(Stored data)

* * *

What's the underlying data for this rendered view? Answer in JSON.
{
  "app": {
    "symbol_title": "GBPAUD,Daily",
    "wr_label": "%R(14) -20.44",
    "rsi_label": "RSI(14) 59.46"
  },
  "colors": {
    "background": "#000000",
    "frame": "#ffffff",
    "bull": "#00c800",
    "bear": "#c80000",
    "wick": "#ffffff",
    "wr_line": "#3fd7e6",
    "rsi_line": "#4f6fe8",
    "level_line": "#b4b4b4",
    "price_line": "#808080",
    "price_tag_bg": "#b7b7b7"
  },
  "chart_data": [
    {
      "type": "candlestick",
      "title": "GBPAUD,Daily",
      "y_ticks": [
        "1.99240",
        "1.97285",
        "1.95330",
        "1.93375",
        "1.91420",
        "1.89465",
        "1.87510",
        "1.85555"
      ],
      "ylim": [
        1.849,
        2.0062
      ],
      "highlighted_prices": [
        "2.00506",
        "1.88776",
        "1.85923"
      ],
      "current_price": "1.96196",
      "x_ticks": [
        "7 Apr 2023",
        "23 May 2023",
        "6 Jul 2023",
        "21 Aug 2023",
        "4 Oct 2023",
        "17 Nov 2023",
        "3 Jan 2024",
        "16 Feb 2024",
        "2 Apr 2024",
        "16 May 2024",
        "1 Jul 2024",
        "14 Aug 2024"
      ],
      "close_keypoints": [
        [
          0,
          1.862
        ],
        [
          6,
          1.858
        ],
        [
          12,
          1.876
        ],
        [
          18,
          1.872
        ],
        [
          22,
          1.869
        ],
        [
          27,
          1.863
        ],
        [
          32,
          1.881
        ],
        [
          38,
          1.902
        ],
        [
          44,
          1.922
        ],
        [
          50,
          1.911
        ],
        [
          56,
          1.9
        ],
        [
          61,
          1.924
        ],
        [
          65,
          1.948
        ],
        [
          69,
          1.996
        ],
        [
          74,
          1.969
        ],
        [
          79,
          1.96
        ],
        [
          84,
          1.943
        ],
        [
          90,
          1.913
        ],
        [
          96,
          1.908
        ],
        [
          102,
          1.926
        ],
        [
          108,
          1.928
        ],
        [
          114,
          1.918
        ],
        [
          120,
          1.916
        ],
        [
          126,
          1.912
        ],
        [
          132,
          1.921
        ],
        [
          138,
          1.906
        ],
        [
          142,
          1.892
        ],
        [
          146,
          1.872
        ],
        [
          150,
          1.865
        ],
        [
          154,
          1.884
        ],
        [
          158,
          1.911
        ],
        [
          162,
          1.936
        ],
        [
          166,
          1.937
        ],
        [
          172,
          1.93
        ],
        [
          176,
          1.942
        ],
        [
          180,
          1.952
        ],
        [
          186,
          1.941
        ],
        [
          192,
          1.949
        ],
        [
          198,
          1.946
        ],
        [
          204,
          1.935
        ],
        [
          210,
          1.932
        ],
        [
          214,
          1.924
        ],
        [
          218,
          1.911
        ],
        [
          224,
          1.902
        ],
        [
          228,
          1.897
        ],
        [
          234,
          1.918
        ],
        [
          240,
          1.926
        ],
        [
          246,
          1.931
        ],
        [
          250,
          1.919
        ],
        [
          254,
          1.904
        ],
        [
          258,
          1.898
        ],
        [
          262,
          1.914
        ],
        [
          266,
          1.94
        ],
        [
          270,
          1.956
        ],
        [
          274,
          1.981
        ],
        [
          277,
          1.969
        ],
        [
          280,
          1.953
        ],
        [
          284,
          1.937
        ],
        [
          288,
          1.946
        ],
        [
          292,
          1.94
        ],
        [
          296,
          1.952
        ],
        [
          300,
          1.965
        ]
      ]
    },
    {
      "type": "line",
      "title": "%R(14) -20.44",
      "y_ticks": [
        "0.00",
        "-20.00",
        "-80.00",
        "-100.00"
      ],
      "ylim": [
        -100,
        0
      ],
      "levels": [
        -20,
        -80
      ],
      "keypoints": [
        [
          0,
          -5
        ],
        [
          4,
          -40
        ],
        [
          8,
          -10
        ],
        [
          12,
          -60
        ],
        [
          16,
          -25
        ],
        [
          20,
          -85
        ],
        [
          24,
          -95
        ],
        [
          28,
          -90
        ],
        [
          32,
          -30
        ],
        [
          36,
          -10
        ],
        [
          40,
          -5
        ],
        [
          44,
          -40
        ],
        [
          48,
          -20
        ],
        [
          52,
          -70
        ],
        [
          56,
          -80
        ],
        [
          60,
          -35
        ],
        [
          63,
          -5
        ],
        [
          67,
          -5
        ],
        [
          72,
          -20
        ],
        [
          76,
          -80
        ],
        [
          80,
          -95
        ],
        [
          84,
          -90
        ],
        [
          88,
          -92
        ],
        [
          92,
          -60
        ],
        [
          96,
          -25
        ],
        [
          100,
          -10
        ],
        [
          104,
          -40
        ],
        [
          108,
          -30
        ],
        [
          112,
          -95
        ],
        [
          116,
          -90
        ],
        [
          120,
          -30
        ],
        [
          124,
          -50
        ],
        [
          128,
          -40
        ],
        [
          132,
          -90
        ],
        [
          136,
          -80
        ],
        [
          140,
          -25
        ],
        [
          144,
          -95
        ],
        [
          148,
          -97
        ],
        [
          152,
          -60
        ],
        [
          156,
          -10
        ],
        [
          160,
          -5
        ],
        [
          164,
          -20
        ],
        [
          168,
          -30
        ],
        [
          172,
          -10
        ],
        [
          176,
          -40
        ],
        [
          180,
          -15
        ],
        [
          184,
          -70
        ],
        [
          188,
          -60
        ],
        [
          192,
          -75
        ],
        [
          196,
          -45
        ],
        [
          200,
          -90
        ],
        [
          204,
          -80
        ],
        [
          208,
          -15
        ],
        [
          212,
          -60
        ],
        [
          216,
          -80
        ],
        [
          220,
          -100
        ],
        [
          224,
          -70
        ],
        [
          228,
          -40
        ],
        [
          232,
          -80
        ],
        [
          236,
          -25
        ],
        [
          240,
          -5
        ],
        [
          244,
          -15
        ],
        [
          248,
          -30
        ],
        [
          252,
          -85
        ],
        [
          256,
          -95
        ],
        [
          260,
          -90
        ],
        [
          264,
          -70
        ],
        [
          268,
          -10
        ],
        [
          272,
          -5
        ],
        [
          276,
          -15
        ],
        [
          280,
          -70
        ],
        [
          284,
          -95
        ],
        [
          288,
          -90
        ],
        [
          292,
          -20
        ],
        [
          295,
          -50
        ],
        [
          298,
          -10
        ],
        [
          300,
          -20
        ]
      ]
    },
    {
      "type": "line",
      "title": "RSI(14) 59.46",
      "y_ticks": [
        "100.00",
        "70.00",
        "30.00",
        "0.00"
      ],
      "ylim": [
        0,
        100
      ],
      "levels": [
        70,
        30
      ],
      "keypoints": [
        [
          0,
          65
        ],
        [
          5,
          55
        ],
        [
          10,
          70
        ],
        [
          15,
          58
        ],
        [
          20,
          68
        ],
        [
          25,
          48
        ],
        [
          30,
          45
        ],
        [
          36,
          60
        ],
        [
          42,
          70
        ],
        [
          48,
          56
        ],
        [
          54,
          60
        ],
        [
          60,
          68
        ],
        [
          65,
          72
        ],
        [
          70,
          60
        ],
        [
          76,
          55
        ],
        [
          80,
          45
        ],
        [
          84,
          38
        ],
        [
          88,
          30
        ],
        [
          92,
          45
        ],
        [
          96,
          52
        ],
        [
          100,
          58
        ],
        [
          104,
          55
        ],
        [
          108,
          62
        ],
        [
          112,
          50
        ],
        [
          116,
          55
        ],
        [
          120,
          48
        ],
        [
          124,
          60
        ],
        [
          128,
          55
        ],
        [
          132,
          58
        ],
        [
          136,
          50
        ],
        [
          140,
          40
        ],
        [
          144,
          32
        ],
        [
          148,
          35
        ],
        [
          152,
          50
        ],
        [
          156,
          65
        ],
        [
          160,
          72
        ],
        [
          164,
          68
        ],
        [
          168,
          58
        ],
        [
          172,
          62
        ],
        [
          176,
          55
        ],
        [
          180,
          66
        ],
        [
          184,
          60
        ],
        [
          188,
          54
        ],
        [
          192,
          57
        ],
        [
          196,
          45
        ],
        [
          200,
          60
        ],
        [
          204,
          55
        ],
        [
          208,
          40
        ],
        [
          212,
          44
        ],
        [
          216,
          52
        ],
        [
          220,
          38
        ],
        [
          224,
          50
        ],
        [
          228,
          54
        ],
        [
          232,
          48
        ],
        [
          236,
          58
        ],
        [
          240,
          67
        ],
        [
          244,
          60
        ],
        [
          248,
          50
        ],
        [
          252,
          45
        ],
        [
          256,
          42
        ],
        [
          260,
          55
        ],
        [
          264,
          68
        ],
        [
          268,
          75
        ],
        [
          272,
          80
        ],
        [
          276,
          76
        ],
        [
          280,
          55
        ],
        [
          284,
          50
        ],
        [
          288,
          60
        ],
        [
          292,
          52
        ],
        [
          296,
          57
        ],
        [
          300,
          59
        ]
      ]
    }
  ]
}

* * *

* Request
Tally the lines of the records holding the word "Daily", then give only the resulting number.

* Written reply
2